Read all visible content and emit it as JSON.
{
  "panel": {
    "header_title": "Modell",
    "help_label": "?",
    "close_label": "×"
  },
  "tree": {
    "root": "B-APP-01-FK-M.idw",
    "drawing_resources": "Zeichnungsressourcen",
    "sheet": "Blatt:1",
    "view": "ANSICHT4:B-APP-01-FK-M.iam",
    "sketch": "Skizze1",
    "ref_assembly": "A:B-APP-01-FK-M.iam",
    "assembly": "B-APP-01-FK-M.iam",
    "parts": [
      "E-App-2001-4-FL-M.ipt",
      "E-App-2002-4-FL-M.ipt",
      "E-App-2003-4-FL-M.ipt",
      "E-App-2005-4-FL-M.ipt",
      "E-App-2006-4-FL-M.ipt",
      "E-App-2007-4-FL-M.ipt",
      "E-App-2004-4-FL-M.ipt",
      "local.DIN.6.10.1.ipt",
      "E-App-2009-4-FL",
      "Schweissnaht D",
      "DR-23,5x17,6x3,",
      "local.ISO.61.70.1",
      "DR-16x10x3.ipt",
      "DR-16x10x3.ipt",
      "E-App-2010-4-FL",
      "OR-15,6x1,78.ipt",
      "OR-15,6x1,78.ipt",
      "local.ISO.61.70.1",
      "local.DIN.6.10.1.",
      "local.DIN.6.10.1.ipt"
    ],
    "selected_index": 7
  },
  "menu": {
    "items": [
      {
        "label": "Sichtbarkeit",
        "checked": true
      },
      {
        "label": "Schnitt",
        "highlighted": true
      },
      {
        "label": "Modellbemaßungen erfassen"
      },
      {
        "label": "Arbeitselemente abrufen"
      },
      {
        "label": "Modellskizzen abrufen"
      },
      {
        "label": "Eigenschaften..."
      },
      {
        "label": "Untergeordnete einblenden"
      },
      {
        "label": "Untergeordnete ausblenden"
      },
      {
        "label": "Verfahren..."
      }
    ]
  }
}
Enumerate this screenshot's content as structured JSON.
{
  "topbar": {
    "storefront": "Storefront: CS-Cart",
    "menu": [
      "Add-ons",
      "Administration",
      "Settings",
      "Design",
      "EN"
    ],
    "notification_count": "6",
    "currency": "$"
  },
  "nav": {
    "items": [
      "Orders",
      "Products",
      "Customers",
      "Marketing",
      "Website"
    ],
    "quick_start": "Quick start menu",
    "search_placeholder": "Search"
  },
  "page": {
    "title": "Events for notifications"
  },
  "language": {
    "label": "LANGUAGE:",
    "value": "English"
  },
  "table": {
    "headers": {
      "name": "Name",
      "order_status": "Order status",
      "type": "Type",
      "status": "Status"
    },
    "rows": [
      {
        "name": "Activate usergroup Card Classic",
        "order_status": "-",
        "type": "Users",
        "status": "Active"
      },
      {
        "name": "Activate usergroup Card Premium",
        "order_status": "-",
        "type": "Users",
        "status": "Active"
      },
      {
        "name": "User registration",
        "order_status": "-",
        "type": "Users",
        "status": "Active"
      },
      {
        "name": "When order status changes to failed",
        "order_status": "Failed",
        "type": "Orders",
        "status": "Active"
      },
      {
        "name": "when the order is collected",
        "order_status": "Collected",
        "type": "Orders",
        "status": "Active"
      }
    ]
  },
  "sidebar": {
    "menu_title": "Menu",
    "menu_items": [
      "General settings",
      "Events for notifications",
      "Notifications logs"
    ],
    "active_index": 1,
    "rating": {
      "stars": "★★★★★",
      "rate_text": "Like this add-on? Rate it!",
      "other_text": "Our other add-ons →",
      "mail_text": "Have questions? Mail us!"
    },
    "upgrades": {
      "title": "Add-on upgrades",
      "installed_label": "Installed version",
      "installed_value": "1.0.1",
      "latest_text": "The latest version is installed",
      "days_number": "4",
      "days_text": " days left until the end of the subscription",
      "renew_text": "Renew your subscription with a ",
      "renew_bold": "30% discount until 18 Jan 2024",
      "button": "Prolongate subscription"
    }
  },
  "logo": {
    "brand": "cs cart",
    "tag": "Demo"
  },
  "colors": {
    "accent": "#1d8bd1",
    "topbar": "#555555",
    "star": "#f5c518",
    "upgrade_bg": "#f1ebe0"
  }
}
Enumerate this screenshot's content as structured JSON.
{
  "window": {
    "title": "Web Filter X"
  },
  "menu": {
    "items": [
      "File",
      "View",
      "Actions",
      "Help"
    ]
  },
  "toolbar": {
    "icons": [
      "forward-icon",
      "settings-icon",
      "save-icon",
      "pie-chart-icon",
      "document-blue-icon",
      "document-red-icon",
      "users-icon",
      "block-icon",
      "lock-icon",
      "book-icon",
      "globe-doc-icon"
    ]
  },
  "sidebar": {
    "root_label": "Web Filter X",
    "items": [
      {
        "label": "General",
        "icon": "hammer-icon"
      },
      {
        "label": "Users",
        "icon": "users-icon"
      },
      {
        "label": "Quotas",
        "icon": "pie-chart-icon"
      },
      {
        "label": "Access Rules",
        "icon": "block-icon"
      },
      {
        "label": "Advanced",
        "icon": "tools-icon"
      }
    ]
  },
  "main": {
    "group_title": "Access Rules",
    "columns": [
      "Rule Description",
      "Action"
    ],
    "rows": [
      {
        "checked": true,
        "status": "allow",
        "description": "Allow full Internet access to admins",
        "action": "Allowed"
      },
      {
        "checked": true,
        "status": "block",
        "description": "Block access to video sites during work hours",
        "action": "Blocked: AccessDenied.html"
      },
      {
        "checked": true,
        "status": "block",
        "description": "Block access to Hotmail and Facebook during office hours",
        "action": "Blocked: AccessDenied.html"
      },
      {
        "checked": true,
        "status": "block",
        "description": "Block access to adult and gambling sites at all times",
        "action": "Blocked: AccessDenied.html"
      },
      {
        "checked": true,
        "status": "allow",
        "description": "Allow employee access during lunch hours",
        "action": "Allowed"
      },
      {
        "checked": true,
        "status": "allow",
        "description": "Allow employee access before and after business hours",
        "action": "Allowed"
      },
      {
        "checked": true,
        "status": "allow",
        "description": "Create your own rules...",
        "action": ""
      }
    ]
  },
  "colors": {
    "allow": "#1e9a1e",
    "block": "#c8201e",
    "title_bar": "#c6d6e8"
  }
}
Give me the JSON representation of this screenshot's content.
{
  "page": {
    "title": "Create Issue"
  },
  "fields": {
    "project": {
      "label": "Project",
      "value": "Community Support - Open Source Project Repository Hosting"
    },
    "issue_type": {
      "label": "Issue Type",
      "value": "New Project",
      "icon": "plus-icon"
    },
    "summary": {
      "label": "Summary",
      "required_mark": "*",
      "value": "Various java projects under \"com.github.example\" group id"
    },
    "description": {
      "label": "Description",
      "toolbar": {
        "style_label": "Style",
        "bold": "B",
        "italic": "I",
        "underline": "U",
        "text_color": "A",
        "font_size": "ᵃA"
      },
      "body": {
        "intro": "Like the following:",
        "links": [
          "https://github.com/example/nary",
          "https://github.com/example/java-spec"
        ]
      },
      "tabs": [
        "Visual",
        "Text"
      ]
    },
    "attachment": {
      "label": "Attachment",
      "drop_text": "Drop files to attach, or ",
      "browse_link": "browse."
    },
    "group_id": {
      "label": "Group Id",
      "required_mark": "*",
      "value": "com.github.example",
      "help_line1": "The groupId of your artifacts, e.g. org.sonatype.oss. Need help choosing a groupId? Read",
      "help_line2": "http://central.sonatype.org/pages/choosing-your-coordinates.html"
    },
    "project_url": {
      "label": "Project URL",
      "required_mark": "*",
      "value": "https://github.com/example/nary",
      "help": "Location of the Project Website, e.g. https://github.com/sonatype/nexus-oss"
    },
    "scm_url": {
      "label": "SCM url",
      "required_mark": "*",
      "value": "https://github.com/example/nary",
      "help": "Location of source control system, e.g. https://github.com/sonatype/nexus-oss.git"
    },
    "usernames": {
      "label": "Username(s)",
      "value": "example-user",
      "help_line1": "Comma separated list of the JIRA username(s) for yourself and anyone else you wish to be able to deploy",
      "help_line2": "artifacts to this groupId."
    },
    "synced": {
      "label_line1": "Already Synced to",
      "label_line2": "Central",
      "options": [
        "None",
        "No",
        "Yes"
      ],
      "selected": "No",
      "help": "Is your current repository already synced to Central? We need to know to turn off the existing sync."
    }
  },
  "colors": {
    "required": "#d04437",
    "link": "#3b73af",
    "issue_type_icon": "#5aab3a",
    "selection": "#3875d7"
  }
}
☆ ☆ ☆
Return the lines of the records that include the string "this".

> _Answer to the problem_
Enumerate this screenshot's content as structured JSON.
      "rate_text": "Like this add-on? Rate it!",
Enumerate this screenshot's content as structured JSON.
Give me the JSON representation of this screenshot's content.
      "help_line2": "artifacts to this groupId."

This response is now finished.